TASK PROMPT »
Without the pictures, copy the entries below word for word.

[Dataset entries]
## BEGIN

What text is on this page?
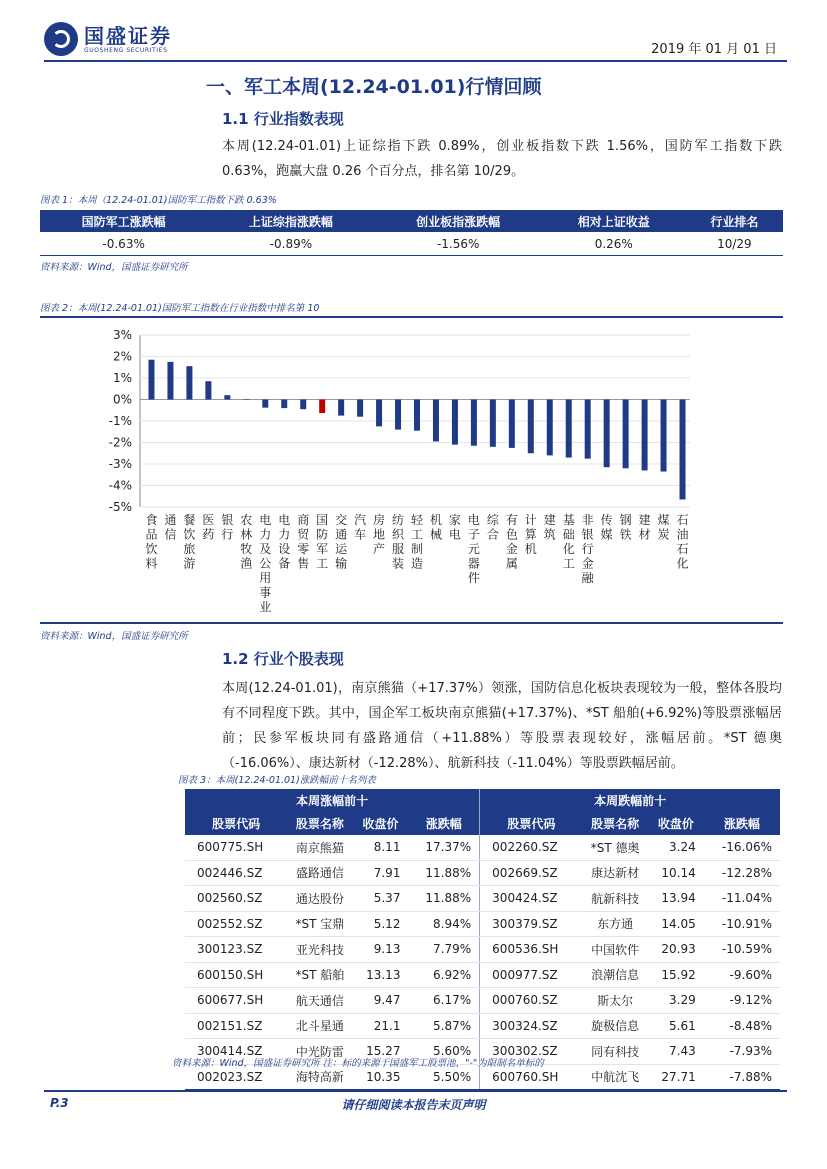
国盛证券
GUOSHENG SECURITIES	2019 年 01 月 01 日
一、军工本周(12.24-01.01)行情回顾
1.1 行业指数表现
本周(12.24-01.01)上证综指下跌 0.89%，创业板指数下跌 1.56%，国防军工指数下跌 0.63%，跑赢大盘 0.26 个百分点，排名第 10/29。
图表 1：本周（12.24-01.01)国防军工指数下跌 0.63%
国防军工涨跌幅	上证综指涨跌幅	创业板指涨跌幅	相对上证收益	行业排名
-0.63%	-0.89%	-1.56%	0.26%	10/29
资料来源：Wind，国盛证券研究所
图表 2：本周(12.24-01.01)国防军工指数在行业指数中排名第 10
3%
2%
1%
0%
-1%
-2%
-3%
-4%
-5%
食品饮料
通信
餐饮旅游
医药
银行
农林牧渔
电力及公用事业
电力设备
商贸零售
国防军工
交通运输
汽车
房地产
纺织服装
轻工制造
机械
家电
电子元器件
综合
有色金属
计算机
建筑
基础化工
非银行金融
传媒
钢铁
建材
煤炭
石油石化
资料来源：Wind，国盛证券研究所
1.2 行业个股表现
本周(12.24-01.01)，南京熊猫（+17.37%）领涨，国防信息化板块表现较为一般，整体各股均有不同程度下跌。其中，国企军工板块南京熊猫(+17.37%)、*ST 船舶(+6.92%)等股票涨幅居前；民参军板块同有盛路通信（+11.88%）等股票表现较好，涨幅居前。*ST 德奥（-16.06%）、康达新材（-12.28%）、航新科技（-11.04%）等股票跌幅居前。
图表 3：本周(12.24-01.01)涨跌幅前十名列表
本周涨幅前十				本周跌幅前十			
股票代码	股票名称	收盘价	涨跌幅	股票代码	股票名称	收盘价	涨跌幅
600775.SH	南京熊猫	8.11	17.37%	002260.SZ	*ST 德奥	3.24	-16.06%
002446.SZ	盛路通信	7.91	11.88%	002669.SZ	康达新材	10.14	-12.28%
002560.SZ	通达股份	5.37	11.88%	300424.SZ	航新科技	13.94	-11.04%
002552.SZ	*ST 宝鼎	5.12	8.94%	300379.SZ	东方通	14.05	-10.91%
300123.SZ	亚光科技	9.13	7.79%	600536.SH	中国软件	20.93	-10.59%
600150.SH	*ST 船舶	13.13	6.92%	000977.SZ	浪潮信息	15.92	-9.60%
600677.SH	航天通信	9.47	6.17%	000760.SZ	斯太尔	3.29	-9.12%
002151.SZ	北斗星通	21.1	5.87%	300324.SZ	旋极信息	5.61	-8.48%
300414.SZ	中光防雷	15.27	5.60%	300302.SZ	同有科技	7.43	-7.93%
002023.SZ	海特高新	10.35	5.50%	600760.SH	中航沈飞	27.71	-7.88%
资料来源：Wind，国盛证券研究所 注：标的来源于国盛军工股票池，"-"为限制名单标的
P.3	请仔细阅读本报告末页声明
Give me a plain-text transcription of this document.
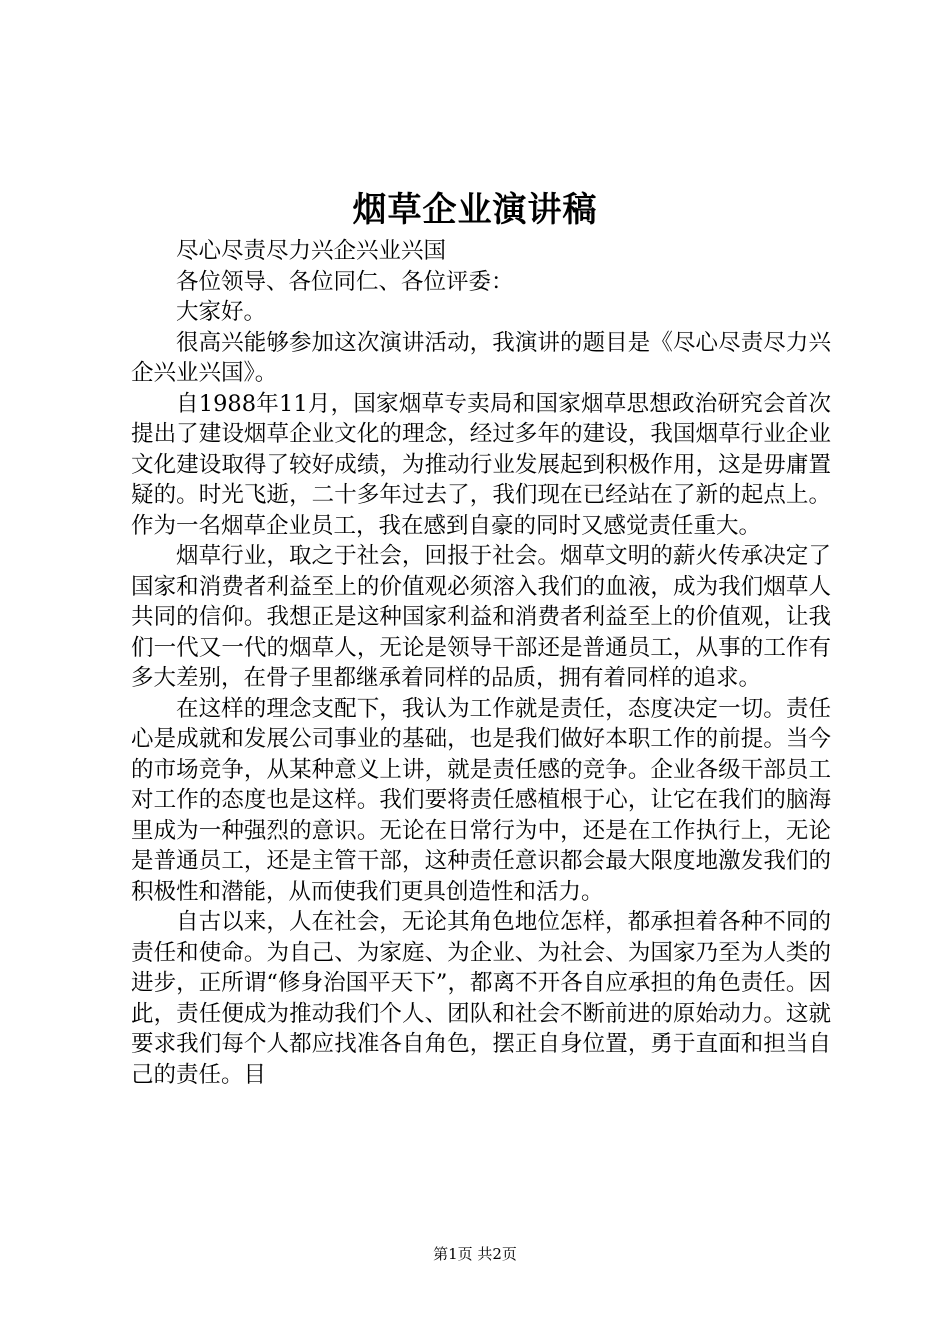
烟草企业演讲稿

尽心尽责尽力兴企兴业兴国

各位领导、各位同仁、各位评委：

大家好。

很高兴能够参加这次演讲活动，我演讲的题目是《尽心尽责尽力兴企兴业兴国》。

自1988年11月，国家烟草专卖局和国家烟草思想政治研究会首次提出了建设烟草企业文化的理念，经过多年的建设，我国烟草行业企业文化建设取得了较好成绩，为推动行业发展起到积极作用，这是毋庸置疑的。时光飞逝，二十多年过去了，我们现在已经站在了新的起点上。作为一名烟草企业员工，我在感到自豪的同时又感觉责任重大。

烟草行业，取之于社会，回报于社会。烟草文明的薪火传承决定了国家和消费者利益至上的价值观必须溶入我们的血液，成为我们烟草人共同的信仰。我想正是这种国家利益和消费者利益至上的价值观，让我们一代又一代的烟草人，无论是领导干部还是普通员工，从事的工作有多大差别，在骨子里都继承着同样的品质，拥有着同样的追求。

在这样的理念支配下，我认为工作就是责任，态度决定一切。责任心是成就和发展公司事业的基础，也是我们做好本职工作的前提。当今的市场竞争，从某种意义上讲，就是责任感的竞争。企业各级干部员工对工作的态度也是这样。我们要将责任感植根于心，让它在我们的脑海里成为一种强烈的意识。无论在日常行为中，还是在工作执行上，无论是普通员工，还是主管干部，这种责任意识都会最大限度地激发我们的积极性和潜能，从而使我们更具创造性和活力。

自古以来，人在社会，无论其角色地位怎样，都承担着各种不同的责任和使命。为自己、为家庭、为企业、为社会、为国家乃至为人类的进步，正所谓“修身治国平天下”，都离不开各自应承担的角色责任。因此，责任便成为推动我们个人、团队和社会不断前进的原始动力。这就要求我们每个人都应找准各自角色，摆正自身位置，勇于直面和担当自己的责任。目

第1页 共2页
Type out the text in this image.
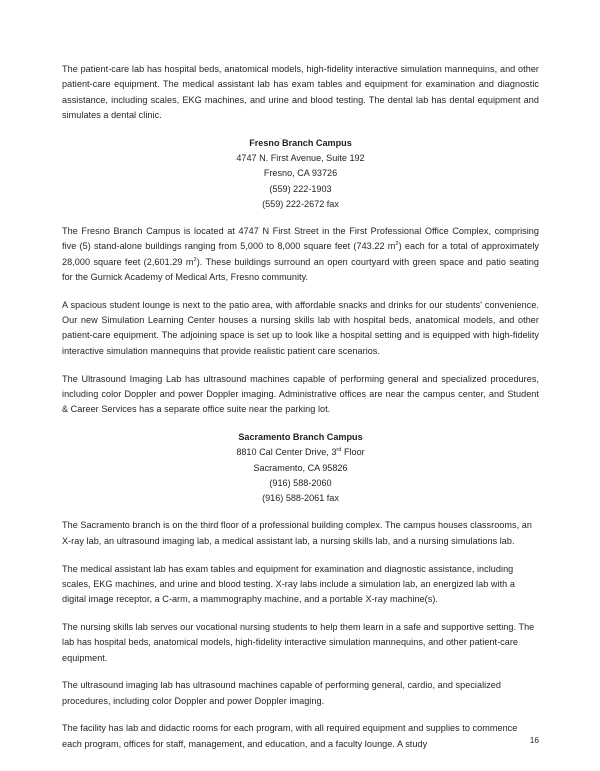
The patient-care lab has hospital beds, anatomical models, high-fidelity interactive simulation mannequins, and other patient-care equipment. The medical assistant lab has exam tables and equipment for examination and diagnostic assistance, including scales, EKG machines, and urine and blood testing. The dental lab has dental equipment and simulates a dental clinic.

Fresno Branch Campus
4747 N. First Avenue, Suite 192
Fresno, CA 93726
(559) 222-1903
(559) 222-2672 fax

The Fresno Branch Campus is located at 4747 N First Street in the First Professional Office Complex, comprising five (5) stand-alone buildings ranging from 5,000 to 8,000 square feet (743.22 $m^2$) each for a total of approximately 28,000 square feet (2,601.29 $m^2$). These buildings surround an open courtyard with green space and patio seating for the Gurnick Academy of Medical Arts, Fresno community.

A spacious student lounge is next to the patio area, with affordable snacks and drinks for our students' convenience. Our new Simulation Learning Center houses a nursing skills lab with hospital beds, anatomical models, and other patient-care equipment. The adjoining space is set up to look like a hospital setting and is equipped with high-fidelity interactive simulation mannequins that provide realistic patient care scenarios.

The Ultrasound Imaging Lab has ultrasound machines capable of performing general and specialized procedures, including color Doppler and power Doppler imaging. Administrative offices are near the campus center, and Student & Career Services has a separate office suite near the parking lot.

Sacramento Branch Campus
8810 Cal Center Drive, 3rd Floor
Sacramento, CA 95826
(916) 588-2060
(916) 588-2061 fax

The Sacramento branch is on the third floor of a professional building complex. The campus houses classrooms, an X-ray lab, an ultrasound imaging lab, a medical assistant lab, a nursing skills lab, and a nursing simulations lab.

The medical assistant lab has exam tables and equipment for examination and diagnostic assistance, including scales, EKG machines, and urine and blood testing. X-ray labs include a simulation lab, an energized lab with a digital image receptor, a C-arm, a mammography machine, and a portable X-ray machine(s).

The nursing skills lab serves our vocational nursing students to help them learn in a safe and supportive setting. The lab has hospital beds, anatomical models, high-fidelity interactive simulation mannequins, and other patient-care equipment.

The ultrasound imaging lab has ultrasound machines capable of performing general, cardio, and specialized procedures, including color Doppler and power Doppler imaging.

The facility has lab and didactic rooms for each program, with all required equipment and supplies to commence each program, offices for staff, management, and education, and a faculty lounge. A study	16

## END

COMPLETED TASK »
What text is on this page?
国盛证券
GUOSHENG SECURITIES	2019 年 01 月 01 日
一、军工本周(12.24-01.01)行情回顾
1.1 行业指数表现
本周(12.24-01.01)上证综指下跌 0.89%，创业板指数下跌 1.56%，国防军工指数下跌 0.63%，跑赢大盘 0.26 个百分点，排名第 10/29。
图表 1：本周（12.24-01.01)国防军工指数下跌 0.63%
国防军工涨跌幅	上证综指涨跌幅	创业板指涨跌幅	相对上证收益	行业排名
-0.63%	-0.89%	-1.56%	0.26%	10/29
资料来源：Wind，国盛证券研究所
图表 2：本周(12.24-01.01)国防军工指数在行业指数中排名第 10
3%
2%
1%
0%
-1%
-2%
-3%
-4%
-5%
食品饮料
通信
餐饮旅游
医药
银行
农林牧渔
电力及公用事业
电力设备
商贸零售
国防军工
交通运输
汽车
房地产
纺织服装
轻工制造
机械
家电
电子元器件
综合
有色金属
计算机
建筑
基础化工
非银行金融
传媒
钢铁
建材
煤炭
石油石化
资料来源：Wind，国盛证券研究所
1.2 行业个股表现
本周(12.24-01.01)，南京熊猫（+17.37%）领涨，国防信息化板块表现较为一般，整体各股均有不同程度下跌。其中，国企军工板块南京熊猫(+17.37%)、*ST 船舶(+6.92%)等股票涨幅居前；民参军板块同有盛路通信（+11.88%）等股票表现较好，涨幅居前。*ST 德奥（-16.06%）、康达新材（-12.28%）、航新科技（-11.04%）等股票跌幅居前。
图表 3：本周(12.24-01.01)涨跌幅前十名列表
本周涨幅前十				本周跌幅前十			
股票代码	股票名称	收盘价	涨跌幅	股票代码	股票名称	收盘价	涨跌幅
600775.SH	南京熊猫	8.11	17.37%	002260.SZ	*ST 德奥	3.24	-16.06%
002446.SZ	盛路通信	7.91	11.88%	002669.SZ	康达新材	10.14	-12.28%
002560.SZ	通达股份	5.37	11.88%	300424.SZ	航新科技	13.94	-11.04%
002552.SZ	*ST 宝鼎	5.12	8.94%	300379.SZ	东方通	14.05	-10.91%
300123.SZ	亚光科技	9.13	7.79%	600536.SH	中国软件	20.93	-10.59%
600150.SH	*ST 船舶	13.13	6.92%	000977.SZ	浪潮信息	15.92	-9.60%
600677.SH	航天通信	9.47	6.17%	000760.SZ	斯太尔	3.29	-9.12%
002151.SZ	北斗星通	21.1	5.87%	300324.SZ	旋极信息	5.61	-8.48%
300414.SZ	中光防雷	15.27	5.60%	300302.SZ	同有科技	7.43	-7.93%
002023.SZ	海特高新	10.35	5.50%	600760.SH	中航沈飞	27.71	-7.88%
资料来源：Wind，国盛证券研究所 注：标的来源于国盛军工股票池，"-"为限制名单标的
P.3	请仔细阅读本报告末页声明
Give me a plain-text transcription of this document.
烟草企业演讲稿

尽心尽责尽力兴企兴业兴国

各位领导、各位同仁、各位评委：

大家好。

很高兴能够参加这次演讲活动，我演讲的题目是《尽心尽责尽力兴企兴业兴国》。

自1988年11月，国家烟草专卖局和国家烟草思想政治研究会首次提出了建设烟草企业文化的理念，经过多年的建设，我国烟草行业企业文化建设取得了较好成绩，为推动行业发展起到积极作用，这是毋庸置疑的。时光飞逝，二十多年过去了，我们现在已经站在了新的起点上。作为一名烟草企业员工，我在感到自豪的同时又感觉责任重大。

烟草行业，取之于社会，回报于社会。烟草文明的薪火传承决定了国家和消费者利益至上的价值观必须溶入我们的血液，成为我们烟草人共同的信仰。我想正是这种国家利益和消费者利益至上的价值观，让我们一代又一代的烟草人，无论是领导干部还是普通员工，从事的工作有多大差别，在骨子里都继承着同样的品质，拥有着同样的追求。

在这样的理念支配下，我认为工作就是责任，态度决定一切。责任心是成就和发展公司事业的基础，也是我们做好本职工作的前提。当今的市场竞争，从某种意义上讲，就是责任感的竞争。企业各级干部员工对工作的态度也是这样。我们要将责任感植根于心，让它在我们的脑海里成为一种强烈的意识。无论在日常行为中，还是在工作执行上，无论是普通员工，还是主管干部，这种责任意识都会最大限度地激发我们的积极性和潜能，从而使我们更具创造性和活力。

自古以来，人在社会，无论其角色地位怎样，都承担着各种不同的责任和使命。为自己、为家庭、为企业、为社会、为国家乃至为人类的进步，正所谓“修身治国平天下”，都离不开各自应承担的角色责任。因此，责任便成为推动我们个人、团队和社会不断前进的原始动力。这就要求我们每个人都应找准各自角色，摆正自身位置，勇于直面和担当自己的责任。目

第1页 共2页
Type out the text in this image.
The patient-care lab has hospital beds, anatomical models, high-fidelity interactive simulation mannequins, and other patient-care equipment. The medical assistant lab has exam tables and equipment for examination and diagnostic assistance, including scales, EKG machines, and urine and blood testing. The dental lab has dental equipment and simulates a dental clinic.

Fresno Branch Campus
4747 N. First Avenue, Suite 192
Fresno, CA 93726
(559) 222-1903
(559) 222-2672 fax

The Fresno Branch Campus is located at 4747 N First Street in the First Professional Office Complex, comprising five (5) stand-alone buildings ranging from 5,000 to 8,000 square feet (743.22 $m^2$) each for a total of approximately 28,000 square feet (2,601.29 $m^2$). These buildings surround an open courtyard with green space and patio seating for the Gurnick Academy of Medical Arts, Fresno community.

A spacious student lounge is next to the patio area, with affordable snacks and drinks for our students' convenience. Our new Simulation Learning Center houses a nursing skills lab with hospital beds, anatomical models, and other patient-care equipment. The adjoining space is set up to look like a hospital setting and is equipped with high-fidelity interactive simulation mannequins that provide realistic patient care scenarios.

The Ultrasound Imaging Lab has ultrasound machines capable of performing general and specialized procedures, including color Doppler and power Doppler imaging. Administrative offices are near the campus center, and Student & Career Services has a separate office suite near the parking lot.

Sacramento Branch Campus
8810 Cal Center Drive, 3rd Floor
Sacramento, CA 95826
(916) 588-2060
(916) 588-2061 fax

The Sacramento branch is on the third floor of a professional building complex. The campus houses classrooms, an X-ray lab, an ultrasound imaging lab, a medical assistant lab, a nursing skills lab, and a nursing simulations lab.

The medical assistant lab has exam tables and equipment for examination and diagnostic assistance, including scales, EKG machines, and urine and blood testing. X-ray labs include a simulation lab, an energized lab with a digital image receptor, a C-arm, a mammography machine, and a portable X-ray machine(s).

The nursing skills lab serves our vocational nursing students to help them learn in a safe and supportive setting. The lab has hospital beds, anatomical models, high-fidelity interactive simulation mannequins, and other patient-care equipment.

The ultrasound imaging lab has ultrasound machines capable of performing general, cardio, and specialized procedures, including color Doppler and power Doppler imaging.

The facility has lab and didactic rooms for each program, with all required equipment and supplies to commence each program, offices for staff, management, and education, and a faculty lounge. A study	16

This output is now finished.